¿Cómo seguiría el artículo sobre la superioridad moral de la izquierda? Escribe su continuación a partir de la última oración del extracto.

#### EXTRACTO DE LA PÁGINA:
____
Un fantasma recorre la izquierda, el de su superioridad moral. Ignacio Sánchez-Cuenca, con prólogo de Íñigo Errejón, acaba de publicar un ensayo titulado provocadoramente como este artículo en el que convierte la acusación de superioridad en testimonio de un hecho irrefutable.
Pues sí, viene a decir Cuenca, los izquierdistas somos moralmente superiores a liberales, conservadores y democratacristianos porque nuestras ideas son la expresión más pura de la mejor forma de vida en sociedad, aquella donde no hay explotación ni dominación y los hombres (y las mujeres) son, como diría Rosa Luxemburgo, “completamente iguales, humanamente diferentes, totalmente libres”.
La izquierda sería superior porque, en el momento cero de la política, ante la página en blanco, cuando todos somos niños ingenuos, buenos e incorruptos, es la ideología que escribe la mejor redacción sobre el tema escolar: “La mejor forma de vida en sociedad para el ser humano”. Este, y no otro, constituye su capital ideológico, la razón última de su superioridad moral: haber sido capaz de pensar la política sin ninguna atadura, ni corsé; de manera completamente desembarazada e ingenua, partiendo de aquello que proviene de una realidad superior y extrapolítica, el reino ético de los fines últimos.
Estoy de acuerdo con Cuenca en que la izquierda resulta imbatible no tanto por sus actos políticos como por la belleza verbal de sus ideales, no tanto por lo que hace como por la capacidad de relativizar lo que hace apelando a unos valores absolutos que los hechos nunca llegan a encarnar. Límite político, imperfección del mundo que han de ponerse en el debe de los hechos y de los cuales nunca serán responsables aquellos valores, inmunes, en la perfección que representan, a la prueba en contra de la siempre esquiva y terca realidad.
Cuenca aísla los ideales de la izquierda, la justicia social, la igualdad, la ausencia de explotación, etcétera, en un limbo fuera del tiempo y del espacio y sostiene que, más allá de los terribles abusos que hayan podido cometerse en su nombre, esos ideales, al margen de su posible y reincidente perversión política, siguen siendo los mejores, los que nunca deben olvidarse, los que siempre han de inspirar a los gobernantes que no han dejado de ver el mundo con los ojos de un niño.
El manual del político izquierdista será, por tanto, la redacción que escribió en el colegio, cuando la vida aún no le había enseñado su peor cara y los horizontes del desarrollo personal y social, desde la perspectiva de su alma pura, no estaban oscurecidos por ningún nubarrón. Aquella redacción por la que, tras leerla en alto, mereció el aplauso de la clase, la aprobación entusiasta del profesor y la mirada enamorada de Susanita se convertirá, a la postre, en el reloj con el que cuente cada una de los segundos, minutos y horas del día a día de la política, en la báscula con la que pese cada gramo de la carne política que vaya a consumir. No pudiendo consistir su actividad pública en otra cosa que en la eterna revelación y proclamación de una verdad moral guardada como oro en paño en el cuaderno escolar donde fue acuñada por primera vez.
____
#### DATOS APORTADOS:
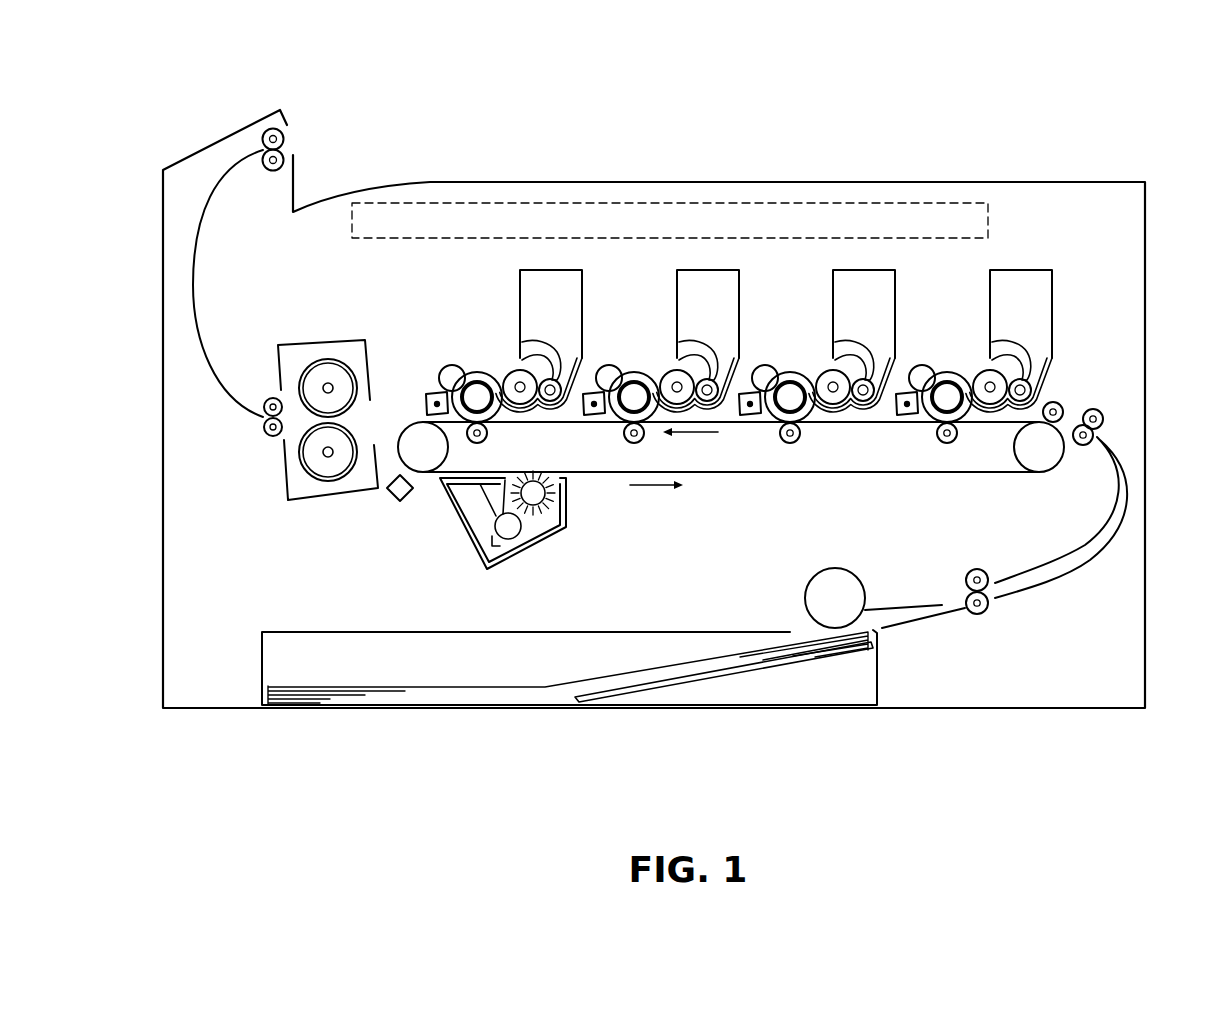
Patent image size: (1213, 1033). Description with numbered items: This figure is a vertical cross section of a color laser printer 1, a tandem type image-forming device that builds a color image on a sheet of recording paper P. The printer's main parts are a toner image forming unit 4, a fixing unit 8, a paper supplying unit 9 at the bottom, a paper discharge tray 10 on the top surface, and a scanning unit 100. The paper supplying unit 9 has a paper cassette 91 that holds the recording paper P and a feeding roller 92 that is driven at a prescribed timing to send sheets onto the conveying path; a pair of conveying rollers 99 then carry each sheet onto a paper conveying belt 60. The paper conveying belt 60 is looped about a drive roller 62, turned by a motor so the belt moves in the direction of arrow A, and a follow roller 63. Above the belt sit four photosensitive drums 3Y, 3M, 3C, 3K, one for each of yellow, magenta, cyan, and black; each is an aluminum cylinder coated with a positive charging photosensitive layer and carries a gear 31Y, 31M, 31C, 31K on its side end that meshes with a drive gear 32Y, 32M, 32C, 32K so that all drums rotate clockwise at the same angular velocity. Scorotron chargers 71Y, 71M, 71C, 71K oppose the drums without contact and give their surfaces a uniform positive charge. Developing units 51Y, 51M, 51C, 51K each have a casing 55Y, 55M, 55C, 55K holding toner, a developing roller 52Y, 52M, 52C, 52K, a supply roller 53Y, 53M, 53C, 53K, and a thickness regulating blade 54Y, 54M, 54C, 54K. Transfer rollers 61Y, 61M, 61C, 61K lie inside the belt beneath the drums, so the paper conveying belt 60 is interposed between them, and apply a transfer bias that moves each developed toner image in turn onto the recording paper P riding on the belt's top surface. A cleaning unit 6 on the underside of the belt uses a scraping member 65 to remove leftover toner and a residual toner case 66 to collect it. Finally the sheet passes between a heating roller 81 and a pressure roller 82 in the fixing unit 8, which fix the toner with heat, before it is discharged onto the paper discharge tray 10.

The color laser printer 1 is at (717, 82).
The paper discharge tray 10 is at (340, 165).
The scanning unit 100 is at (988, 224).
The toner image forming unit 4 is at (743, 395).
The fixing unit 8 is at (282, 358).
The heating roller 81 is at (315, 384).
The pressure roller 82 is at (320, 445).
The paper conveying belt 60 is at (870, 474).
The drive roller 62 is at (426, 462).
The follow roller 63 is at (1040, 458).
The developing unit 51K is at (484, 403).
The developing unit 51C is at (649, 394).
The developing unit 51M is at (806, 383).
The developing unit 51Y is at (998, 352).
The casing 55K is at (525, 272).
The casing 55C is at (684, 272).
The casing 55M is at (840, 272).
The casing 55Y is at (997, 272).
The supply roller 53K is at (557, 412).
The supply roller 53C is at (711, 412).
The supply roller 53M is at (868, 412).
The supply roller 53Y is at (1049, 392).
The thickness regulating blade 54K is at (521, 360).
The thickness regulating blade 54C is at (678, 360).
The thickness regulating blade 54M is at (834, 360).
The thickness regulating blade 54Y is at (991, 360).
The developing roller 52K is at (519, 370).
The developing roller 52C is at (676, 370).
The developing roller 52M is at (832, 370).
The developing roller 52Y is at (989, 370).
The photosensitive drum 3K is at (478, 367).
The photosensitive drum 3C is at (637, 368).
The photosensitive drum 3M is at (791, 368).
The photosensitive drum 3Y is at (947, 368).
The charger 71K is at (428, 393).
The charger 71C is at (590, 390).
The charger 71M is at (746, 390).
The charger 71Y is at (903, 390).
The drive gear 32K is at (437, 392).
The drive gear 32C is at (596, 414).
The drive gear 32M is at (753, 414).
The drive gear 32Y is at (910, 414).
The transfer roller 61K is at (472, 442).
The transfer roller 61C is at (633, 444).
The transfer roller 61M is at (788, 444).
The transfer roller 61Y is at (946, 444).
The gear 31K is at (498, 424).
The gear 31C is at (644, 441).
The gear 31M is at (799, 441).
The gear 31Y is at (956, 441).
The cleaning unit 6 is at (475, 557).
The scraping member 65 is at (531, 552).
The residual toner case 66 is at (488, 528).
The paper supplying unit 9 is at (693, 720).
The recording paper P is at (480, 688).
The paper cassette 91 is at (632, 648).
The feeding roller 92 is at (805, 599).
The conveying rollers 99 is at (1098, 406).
____
#### RESULTADO DEL EJERCICIO:
Cuenca no se anda por las ramas y, dado que la ingenuidad del buen corazón izquierdista permite, al igual que la ingenuidad de un niño soñador y juguetón, todas las filigranas y combinaciones verbales posibles siempre y cuando estén dictadas por la empatía y el amor universal, llega incluso a postular abiertamente, provocadoramente que la visión marxista de la utopía comunista condensa el imperativo categórico de Kant en su forma social definitiva.
El comunismo, más allá de sus crímenes, habría expresado la máxima perfección moral a que puede aspirar una sociedad en que todos nos tratásemos como fines y no como medios, haciendo de nuestro comportamiento no interesado una regla de aplicación universal. Es la universalidad e imparcialidad del comunismo como promesa histórica del reino ético de los fines últimos lo que confiere a la izquierda, a toda la izquierda, su meta ejemplar.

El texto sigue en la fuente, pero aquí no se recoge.